══ Supplied data ══

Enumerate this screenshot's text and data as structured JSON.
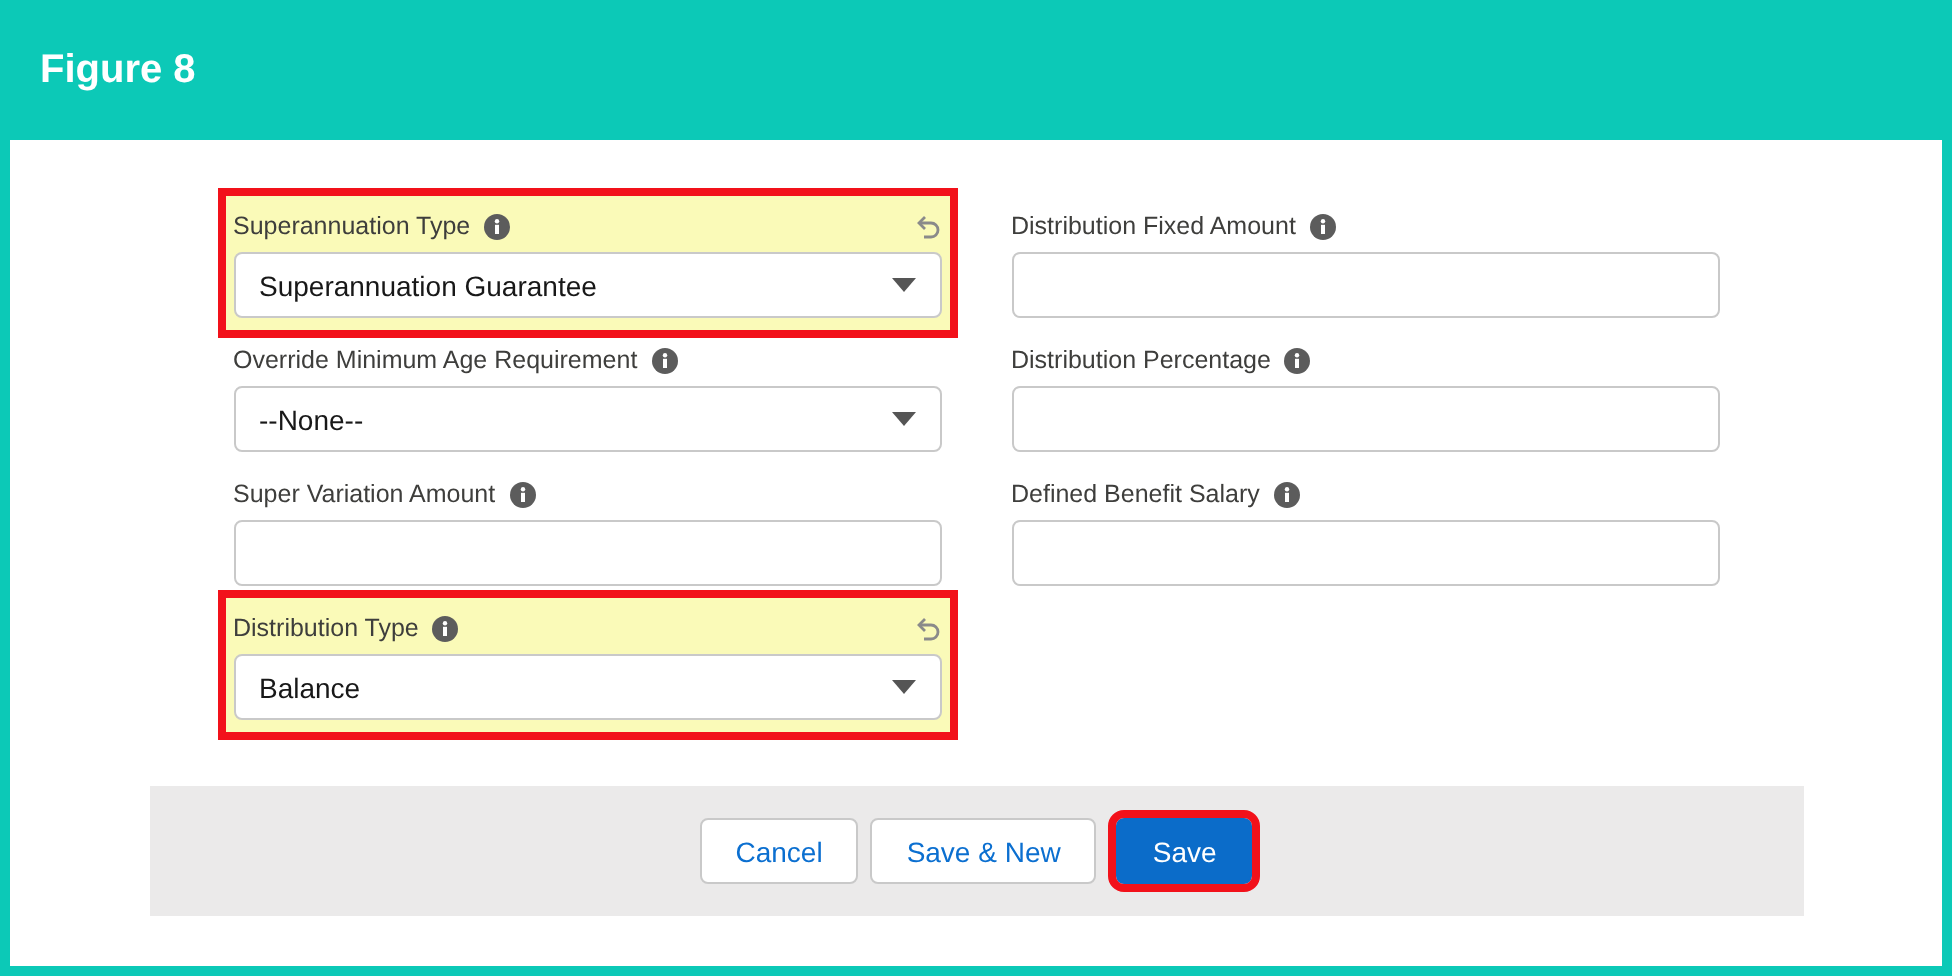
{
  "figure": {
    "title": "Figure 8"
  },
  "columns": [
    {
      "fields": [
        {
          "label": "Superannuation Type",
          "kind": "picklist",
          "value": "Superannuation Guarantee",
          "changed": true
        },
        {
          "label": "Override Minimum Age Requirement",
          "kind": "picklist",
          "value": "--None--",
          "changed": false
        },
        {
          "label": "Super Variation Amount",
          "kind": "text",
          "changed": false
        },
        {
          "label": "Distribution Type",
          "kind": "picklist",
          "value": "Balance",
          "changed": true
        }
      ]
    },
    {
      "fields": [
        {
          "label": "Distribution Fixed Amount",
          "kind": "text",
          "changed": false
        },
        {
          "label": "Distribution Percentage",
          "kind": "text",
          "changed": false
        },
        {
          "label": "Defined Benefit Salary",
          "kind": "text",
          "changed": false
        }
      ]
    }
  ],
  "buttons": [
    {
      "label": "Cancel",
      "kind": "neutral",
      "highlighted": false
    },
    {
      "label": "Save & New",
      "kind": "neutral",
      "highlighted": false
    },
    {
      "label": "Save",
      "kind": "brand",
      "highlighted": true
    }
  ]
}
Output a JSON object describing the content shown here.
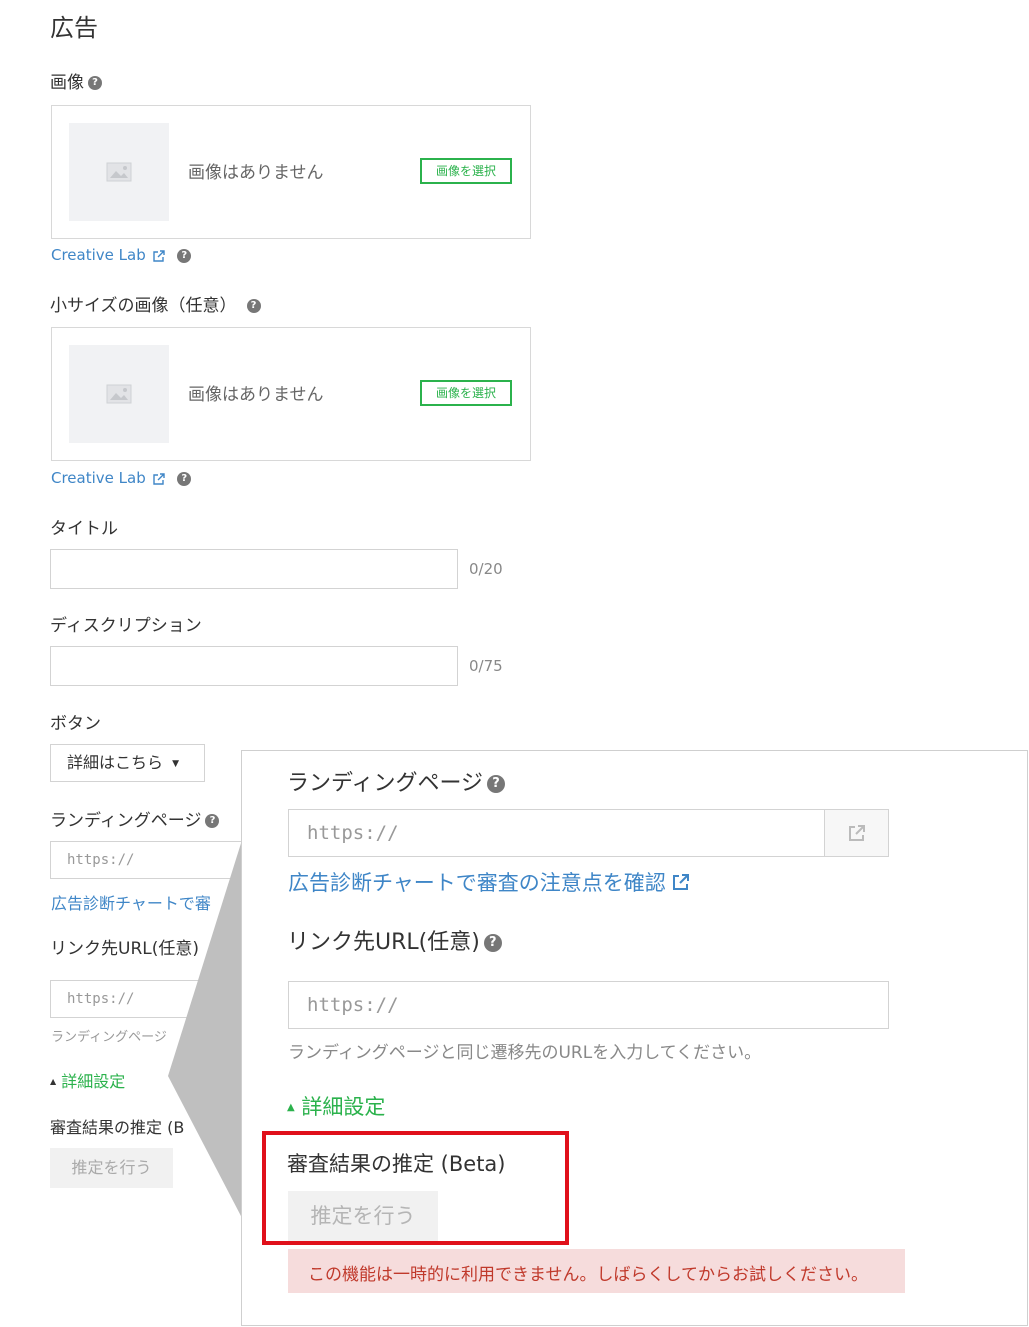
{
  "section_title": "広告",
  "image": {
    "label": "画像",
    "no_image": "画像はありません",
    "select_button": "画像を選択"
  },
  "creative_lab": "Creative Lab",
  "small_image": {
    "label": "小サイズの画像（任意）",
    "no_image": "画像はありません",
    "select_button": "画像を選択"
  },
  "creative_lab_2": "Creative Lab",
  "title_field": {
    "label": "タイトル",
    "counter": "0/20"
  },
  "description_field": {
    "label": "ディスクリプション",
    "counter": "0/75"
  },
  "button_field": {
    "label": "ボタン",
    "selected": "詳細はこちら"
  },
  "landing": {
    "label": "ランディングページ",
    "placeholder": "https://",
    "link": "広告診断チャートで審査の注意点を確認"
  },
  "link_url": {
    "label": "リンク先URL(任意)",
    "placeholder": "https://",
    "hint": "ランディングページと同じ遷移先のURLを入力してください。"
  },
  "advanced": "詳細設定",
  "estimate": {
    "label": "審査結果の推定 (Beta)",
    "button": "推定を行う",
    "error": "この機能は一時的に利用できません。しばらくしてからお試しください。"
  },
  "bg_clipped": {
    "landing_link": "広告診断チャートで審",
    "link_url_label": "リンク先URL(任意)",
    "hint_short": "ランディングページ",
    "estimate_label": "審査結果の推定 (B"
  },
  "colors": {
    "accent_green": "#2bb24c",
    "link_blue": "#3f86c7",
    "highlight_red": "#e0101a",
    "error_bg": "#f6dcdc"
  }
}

═══

→ **What you will do**
Leave the pictures out and write out every entry exactly as given.

→ **Reply to the exercise**
Enumerate this screenshot's text and data as structured JSON.
{
  "figure": {
    "title": "Figure 8"
  },
  "columns": [
    {
      "fields": [
        {
          "label": "Superannuation Type",
          "kind": "picklist",
          "value": "Superannuation Guarantee",
          "changed": true
        },
        {
          "label": "Override Minimum Age Requirement",
          "kind": "picklist",
          "value": "--None--",
          "changed": false
        },
        {
          "label": "Super Variation Amount",
          "kind": "text",
          "changed": false
        },
        {
          "label": "Distribution Type",
          "kind": "picklist",
          "value": "Balance",
          "changed": true
        }
      ]
    },
    {
      "fields": [
        {
          "label": "Distribution Fixed Amount",
          "kind": "text",
          "changed": false
        },
        {
          "label": "Distribution Percentage",
          "kind": "text",
          "changed": false
        },
        {
          "label": "Defined Benefit Salary",
          "kind": "text",
          "changed": false
        }
      ]
    }
  ],
  "buttons": [
    {
      "label": "Cancel",
      "kind": "neutral",
      "highlighted": false
    },
    {
      "label": "Save & New",
      "kind": "neutral",
      "highlighted": false
    },
    {
      "label": "Save",
      "kind": "brand",
      "highlighted": true
    }
  ]
}
Output a JSON object describing the content shown here.
{
  "section_title": "広告",
  "image": {
    "label": "画像",
    "no_image": "画像はありません",
    "select_button": "画像を選択"
  },
  "creative_lab": "Creative Lab",
  "small_image": {
    "label": "小サイズの画像（任意）",
    "no_image": "画像はありません",
    "select_button": "画像を選択"
  },
  "creative_lab_2": "Creative Lab",
  "title_field": {
    "label": "タイトル",
    "counter": "0/20"
  },
  "description_field": {
    "label": "ディスクリプション",
    "counter": "0/75"
  },
  "button_field": {
    "label": "ボタン",
    "selected": "詳細はこちら"
  },
  "landing": {
    "label": "ランディングページ",
    "placeholder": "https://",
    "link": "広告診断チャートで審査の注意点を確認"
  },
  "link_url": {
    "label": "リンク先URL(任意)",
    "placeholder": "https://",
    "hint": "ランディングページと同じ遷移先のURLを入力してください。"
  },
  "advanced": "詳細設定",
  "estimate": {
    "label": "審査結果の推定 (Beta)",
    "button": "推定を行う",
    "error": "この機能は一時的に利用できません。しばらくしてからお試しください。"
  },
  "bg_clipped": {
    "landing_link": "広告診断チャートで審",
    "link_url_label": "リンク先URL(任意)",
    "hint_short": "ランディングページ",
    "estimate_label": "審査結果の推定 (B"
  },
  "colors": {
    "accent_green": "#2bb24c",
    "link_blue": "#3f86c7",
    "highlight_red": "#e0101a",
    "error_bg": "#f6dcdc"
  }
}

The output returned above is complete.